### [Work to do]
Extract all lines from the data beneath that include the word "pipe".

### [Data]

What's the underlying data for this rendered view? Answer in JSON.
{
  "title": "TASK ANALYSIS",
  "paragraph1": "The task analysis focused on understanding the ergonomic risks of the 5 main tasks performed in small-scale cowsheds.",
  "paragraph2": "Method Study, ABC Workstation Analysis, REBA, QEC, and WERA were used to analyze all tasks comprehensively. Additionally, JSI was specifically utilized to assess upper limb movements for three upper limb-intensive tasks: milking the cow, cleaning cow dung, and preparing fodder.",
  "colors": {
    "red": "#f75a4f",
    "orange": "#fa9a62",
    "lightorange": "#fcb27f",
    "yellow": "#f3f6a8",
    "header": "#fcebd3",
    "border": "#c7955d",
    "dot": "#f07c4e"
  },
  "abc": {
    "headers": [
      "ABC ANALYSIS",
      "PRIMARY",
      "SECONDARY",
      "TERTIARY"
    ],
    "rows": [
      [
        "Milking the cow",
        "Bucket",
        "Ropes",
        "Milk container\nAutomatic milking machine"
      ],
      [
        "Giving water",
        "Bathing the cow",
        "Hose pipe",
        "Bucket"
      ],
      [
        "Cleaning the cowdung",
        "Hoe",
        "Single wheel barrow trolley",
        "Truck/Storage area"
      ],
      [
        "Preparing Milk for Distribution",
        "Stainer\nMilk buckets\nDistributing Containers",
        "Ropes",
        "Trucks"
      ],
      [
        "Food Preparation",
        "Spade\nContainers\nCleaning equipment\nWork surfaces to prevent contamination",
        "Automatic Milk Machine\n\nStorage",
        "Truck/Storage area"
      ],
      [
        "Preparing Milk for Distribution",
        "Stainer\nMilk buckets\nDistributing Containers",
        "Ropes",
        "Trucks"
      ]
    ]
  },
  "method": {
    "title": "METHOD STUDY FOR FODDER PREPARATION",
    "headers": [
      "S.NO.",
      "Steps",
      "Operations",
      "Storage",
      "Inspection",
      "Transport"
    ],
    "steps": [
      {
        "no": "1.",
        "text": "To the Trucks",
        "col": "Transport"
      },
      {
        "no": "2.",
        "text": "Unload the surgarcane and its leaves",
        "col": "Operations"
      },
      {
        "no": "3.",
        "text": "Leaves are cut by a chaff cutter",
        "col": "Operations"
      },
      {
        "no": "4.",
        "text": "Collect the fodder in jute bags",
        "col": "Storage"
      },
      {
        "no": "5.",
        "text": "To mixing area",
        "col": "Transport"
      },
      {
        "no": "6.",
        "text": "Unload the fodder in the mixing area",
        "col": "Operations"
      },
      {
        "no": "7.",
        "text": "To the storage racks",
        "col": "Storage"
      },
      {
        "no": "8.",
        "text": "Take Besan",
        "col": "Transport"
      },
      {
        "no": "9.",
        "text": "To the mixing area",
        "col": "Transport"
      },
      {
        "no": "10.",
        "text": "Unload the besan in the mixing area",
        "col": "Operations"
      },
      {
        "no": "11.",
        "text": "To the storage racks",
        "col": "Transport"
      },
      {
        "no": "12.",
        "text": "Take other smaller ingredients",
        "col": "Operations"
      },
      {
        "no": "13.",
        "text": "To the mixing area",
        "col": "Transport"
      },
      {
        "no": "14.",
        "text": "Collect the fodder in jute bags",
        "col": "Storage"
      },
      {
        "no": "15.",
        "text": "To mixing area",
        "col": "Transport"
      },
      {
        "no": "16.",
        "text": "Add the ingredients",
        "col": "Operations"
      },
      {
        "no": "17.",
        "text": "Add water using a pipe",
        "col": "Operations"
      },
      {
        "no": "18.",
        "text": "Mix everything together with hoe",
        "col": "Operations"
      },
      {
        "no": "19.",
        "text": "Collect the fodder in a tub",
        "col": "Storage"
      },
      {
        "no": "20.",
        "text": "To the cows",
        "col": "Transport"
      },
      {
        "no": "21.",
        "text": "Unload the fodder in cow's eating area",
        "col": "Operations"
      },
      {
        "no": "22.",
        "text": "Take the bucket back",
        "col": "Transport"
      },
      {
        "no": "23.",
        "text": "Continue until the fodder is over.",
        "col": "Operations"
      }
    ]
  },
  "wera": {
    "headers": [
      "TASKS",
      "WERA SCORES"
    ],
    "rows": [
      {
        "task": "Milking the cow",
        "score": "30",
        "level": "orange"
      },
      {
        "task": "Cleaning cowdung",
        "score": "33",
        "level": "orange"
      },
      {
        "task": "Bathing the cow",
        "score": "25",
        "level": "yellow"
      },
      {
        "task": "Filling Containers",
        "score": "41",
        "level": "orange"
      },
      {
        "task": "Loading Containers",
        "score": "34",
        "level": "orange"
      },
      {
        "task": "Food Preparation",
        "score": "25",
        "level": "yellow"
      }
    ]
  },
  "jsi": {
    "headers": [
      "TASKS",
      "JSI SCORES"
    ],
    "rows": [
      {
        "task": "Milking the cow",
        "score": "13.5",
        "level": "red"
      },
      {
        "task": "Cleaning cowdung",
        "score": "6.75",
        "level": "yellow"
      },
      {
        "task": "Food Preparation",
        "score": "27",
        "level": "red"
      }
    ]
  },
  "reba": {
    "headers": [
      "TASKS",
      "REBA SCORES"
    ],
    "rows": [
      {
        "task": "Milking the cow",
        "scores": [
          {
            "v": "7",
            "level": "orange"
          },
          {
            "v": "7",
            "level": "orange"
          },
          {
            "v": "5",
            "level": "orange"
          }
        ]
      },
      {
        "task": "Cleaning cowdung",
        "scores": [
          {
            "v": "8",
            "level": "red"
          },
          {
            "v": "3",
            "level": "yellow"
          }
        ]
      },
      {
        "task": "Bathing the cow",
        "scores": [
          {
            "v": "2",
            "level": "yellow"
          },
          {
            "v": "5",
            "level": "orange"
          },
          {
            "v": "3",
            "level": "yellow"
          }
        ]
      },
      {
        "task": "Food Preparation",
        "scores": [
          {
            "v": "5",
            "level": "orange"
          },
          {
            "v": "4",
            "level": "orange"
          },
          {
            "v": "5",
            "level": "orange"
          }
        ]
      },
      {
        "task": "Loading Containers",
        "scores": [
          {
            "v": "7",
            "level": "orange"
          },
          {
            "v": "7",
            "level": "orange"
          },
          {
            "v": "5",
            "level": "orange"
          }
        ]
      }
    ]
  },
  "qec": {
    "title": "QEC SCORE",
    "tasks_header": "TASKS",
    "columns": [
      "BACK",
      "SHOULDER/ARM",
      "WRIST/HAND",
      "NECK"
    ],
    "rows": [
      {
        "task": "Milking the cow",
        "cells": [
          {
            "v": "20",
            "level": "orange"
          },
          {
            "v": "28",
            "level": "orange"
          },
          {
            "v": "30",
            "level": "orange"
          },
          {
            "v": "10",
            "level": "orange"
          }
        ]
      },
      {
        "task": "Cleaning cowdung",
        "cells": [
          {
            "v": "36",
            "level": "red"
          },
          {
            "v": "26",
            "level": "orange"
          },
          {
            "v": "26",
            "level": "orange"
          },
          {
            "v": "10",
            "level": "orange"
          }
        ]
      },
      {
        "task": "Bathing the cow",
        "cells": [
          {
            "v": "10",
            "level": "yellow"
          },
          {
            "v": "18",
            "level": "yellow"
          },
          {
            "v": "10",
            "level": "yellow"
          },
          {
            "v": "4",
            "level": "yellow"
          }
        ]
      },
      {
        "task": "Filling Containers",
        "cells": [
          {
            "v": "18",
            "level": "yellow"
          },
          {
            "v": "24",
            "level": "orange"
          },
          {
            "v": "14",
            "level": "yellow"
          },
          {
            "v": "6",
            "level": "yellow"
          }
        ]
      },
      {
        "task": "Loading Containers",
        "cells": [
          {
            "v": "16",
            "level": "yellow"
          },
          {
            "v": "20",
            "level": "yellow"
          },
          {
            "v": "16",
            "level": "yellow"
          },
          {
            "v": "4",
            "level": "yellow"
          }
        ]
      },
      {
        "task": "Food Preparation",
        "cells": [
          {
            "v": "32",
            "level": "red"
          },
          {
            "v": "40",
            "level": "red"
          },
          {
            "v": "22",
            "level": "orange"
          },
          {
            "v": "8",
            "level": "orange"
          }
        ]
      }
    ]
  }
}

### [Full response]
        "Hose pipe",
        "text": "Add water using a pipe",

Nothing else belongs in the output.